● Ejercicio propuesto 1
Reescriba el tramo del listado que va desde su comienzo hasta la línea que contiene "- cell-value-r0-c0: 795: [104, 80, 129, 95]", ambas incluidas, sustituyendo "screenshot" por "image" y dejando todo lo demás igual.

● Fragmento de texto
....
Mi tía Nelly, cuando era apenas la Neniña, se pasaba el rato jugando solita en el patio de tierra, ahí en el ranchito de La Loma, pegado a Ramos Mejía, entre gallinas, conejos gordos y perros flacos. Era la menor de cinco hermanas: las mayores, Amelia y la Chola, estaban casadas, y la Ñata y la Pety trabajaban de sirvientas en casas de la Capital. Durante las horas de siesta, aprovechando que la abuela Mónica dormitaba en su silla de paja y el abuelo Guillermo no volvía todavía del corralón o de cirujear con el carro, Neniña se dedicaba, con paciencia y sabiduría, a hacer hablar a las hormigas.
En otoño y primavera, cuando las colonias criollas están más activas, yendo y viniendo a todo vapor, cortando y acarreando sin parar pedacitos de brotes, ramitas, hojas y pétalos, ella juntaba con sus deditos expertos muchas hormigas a la vez, las ponía en un trapo húmedo, lo cerraba retorciéndolo con el puño, lo agitaba velozmente y acercándolo al oído, escuchaba el zumbido, tratando de entender qué se decían unas a otras frente a semejante calamidad.
Durante las mismas siestas, allá en la casona vieja de un Ituzaingó que era puro campo, Mamá, que apenas era Sarita, se complotaba con sus primos Amalia y Jorjón, y sin que se entere el bocafloja de Osvaldo salían a robar gallinas a las quintas vecinas, para el estofado de la cena. A la tardecita, capaz juntaban luciérnagas en varios frascos para guardarlos en la pieza y contarse cuentos de miedo, antes de dormir, iluminados por ese resplandor fosforescente que brillaba o se apagaba al ritmo respiratorio de los pobres bichos encerrados.
....
Datos de coordenadas de diseño:
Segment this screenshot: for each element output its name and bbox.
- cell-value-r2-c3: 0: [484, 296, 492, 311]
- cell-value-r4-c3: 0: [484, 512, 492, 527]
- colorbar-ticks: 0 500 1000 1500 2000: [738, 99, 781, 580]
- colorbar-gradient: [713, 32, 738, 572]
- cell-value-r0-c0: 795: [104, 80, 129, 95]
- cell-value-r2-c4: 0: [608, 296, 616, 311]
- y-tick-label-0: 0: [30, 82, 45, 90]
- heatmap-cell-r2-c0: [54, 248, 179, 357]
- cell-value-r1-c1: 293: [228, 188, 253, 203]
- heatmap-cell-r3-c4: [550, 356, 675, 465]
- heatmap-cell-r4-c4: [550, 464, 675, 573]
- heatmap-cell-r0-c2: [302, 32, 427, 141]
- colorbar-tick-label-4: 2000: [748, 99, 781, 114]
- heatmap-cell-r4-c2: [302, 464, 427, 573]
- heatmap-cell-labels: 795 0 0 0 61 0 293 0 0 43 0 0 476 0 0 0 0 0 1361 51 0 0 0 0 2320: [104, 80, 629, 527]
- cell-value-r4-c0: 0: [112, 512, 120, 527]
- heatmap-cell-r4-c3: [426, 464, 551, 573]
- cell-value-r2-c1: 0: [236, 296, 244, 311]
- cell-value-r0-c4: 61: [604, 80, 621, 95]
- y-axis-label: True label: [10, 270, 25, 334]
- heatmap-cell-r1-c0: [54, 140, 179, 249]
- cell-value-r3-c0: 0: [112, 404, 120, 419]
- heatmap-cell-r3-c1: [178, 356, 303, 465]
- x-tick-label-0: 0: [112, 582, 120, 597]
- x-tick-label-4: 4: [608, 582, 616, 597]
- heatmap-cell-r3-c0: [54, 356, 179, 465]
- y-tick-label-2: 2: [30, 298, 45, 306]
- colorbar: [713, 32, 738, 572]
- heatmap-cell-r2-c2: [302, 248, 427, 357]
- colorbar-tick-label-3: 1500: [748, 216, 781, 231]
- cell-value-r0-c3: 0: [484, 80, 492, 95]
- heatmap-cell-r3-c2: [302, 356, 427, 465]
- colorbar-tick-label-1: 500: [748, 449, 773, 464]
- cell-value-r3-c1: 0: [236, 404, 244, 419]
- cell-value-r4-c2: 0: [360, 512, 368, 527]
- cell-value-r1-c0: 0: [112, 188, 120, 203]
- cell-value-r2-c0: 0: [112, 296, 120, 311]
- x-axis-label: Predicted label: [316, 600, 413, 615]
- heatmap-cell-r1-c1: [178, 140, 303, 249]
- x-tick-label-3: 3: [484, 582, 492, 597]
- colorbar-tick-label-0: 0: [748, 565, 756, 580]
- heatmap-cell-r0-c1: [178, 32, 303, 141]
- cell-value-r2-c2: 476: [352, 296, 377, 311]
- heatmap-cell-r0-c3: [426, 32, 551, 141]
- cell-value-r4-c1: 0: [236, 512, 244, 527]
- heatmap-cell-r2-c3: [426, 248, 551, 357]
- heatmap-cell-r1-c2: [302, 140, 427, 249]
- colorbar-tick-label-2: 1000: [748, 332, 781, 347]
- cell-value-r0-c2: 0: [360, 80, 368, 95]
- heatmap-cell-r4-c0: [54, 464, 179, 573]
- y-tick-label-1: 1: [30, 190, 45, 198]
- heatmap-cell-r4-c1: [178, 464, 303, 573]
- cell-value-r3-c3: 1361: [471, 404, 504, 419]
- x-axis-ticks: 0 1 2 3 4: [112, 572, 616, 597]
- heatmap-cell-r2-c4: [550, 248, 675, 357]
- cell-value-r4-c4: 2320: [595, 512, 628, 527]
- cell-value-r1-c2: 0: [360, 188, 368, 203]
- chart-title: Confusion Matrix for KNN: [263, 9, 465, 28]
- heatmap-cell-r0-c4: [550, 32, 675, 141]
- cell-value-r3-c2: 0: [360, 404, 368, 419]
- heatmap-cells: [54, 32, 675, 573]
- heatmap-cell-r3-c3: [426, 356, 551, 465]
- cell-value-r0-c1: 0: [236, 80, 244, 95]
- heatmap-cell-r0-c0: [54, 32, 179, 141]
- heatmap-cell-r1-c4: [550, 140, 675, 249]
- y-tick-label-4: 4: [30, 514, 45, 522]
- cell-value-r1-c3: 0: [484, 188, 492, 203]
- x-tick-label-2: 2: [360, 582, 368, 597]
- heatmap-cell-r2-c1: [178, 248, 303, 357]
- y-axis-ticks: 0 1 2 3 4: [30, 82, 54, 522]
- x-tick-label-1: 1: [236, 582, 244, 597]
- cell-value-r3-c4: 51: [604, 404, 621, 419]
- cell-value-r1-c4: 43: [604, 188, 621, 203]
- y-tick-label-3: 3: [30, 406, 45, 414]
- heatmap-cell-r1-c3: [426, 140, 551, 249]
....
● Ejercicio propuesto 2
Extraiga del fragmento de texto, sin alterar nada, el pasaje que va desde "Durante las mismas" hasta "pobres bichos encerrados.", ambos incluidos.

● Solución desarrollada 1
Segment this image: for each element output its name and bbox.
- cell-value-r2-c3: 0: [484, 296, 492, 311]
- cell-value-r4-c3: 0: [484, 512, 492, 527]
- colorbar-ticks: 0 500 1000 1500 2000: [738, 99, 781, 580]
- colorbar-gradient: [713, 32, 738, 572]
- cell-value-r0-c0: 795: [104, 80, 129, 95]

● Solución desarrollada 2
Durante las mismas siestas, allá en la casona vieja de un Ituzaingó que era puro campo, Mamá, que apenas era Sarita, se complotaba con sus primos Amalia y Jorjón, y sin que se entere el bocafloja de Osvaldo salían a robar gallinas a las quintas vecinas, para el estofado de la cena. A la tardecita, capaz juntaban luciérnagas en varios frascos para guardarlos en la pieza y contarse cuentos de miedo, antes de dormir, iluminados por ese resplandor fosforescente que brillaba o se apagaba al ritmo respiratorio de los pobres bichos encerrados.